Note each line of the listing that contains the string "required", and copy it.

■ ■ ■

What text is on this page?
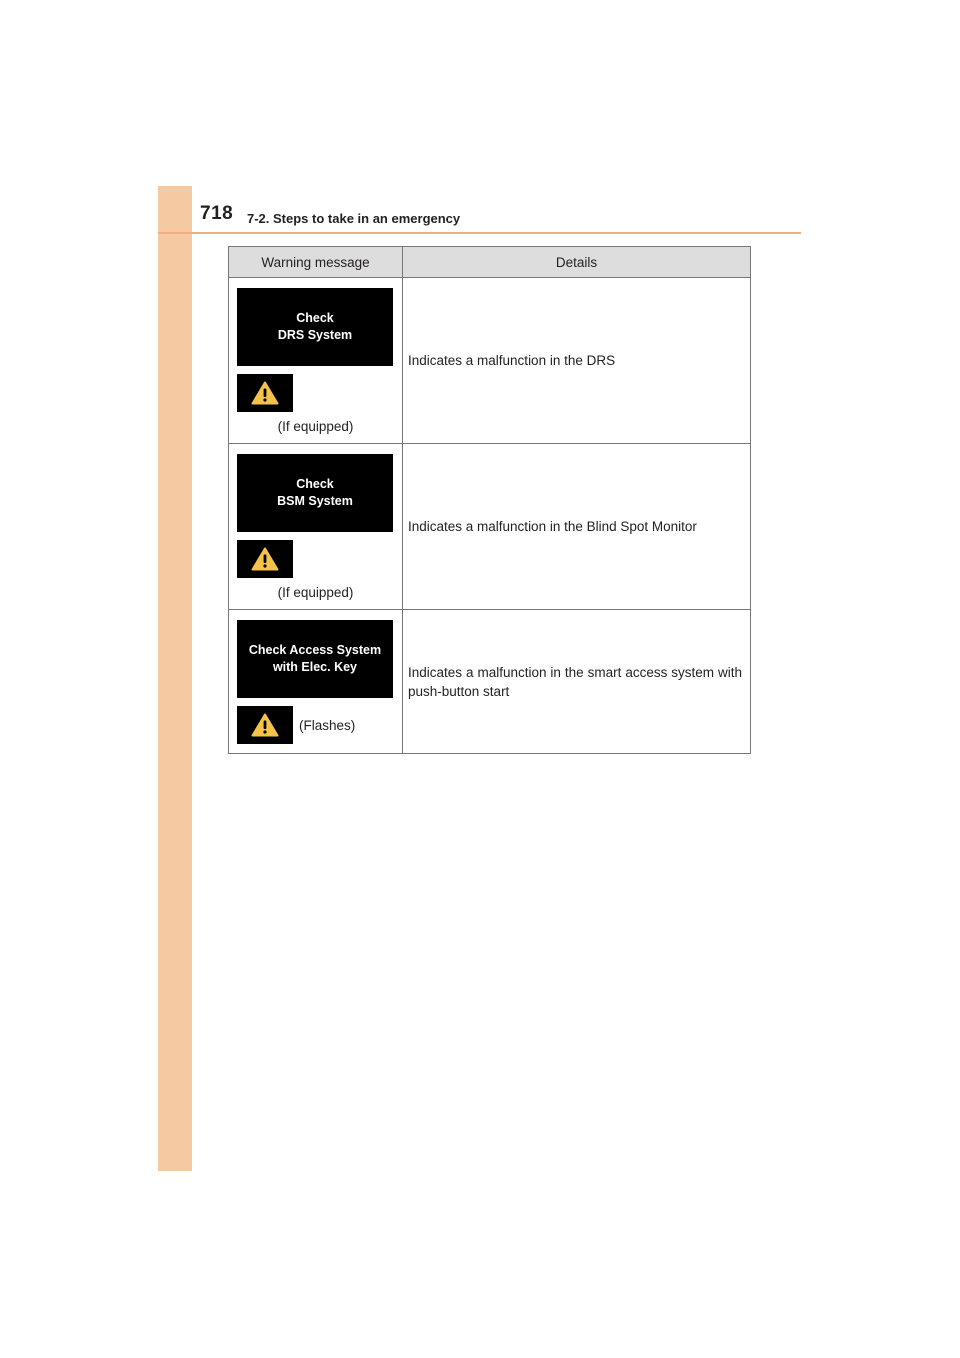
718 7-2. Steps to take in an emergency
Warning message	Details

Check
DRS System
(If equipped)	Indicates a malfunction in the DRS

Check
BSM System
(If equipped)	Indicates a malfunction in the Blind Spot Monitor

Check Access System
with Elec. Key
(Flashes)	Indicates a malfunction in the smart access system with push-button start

■ ■ ■

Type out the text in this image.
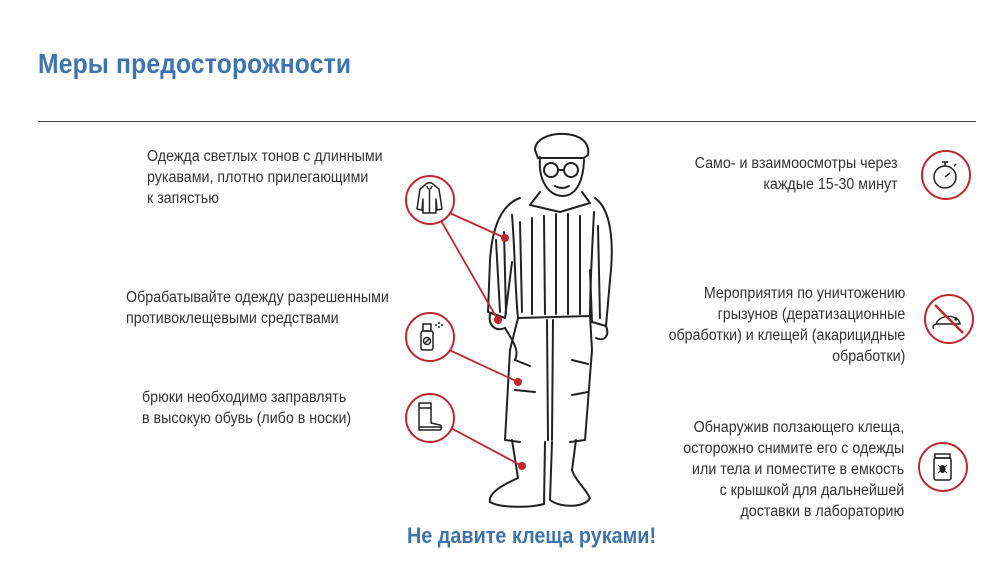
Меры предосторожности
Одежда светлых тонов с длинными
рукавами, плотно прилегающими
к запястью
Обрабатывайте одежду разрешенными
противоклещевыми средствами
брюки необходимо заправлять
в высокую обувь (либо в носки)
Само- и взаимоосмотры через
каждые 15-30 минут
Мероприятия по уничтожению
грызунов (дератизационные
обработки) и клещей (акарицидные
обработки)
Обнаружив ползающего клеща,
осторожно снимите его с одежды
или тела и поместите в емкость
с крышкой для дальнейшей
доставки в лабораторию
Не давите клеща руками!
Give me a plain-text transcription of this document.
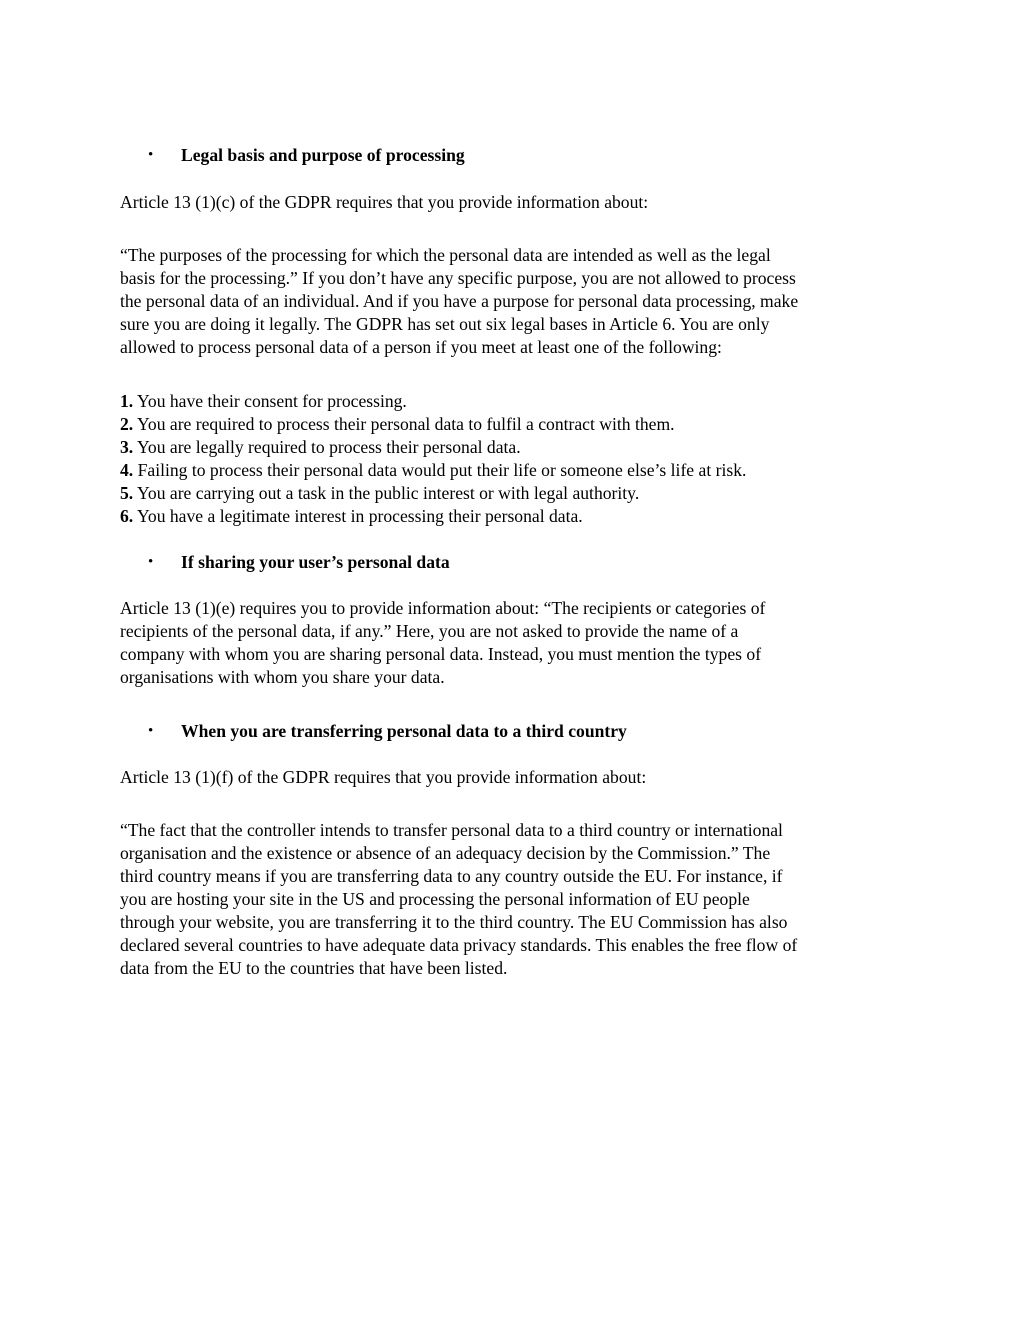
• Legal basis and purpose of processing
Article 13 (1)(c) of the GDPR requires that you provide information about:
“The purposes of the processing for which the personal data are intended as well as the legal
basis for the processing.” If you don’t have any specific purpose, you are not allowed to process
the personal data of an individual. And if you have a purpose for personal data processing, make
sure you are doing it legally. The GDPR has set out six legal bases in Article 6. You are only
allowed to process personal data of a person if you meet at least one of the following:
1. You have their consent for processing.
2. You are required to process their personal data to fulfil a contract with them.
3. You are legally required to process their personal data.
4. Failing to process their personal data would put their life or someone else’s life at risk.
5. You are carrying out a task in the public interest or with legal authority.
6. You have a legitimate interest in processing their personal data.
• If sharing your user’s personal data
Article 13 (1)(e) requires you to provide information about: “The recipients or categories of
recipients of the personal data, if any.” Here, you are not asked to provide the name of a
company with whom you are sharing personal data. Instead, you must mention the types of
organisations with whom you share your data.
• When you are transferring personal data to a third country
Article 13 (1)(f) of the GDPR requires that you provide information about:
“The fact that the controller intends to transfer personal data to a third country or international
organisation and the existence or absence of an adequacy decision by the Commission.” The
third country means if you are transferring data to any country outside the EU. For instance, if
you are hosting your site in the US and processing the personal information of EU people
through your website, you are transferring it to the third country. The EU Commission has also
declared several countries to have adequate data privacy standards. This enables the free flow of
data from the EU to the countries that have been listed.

■ ■ ■

-- REPLY TO THE EXERCISE --
2. You are required to process their personal data to fulfil a contract with them.
3. You are legally required to process their personal data.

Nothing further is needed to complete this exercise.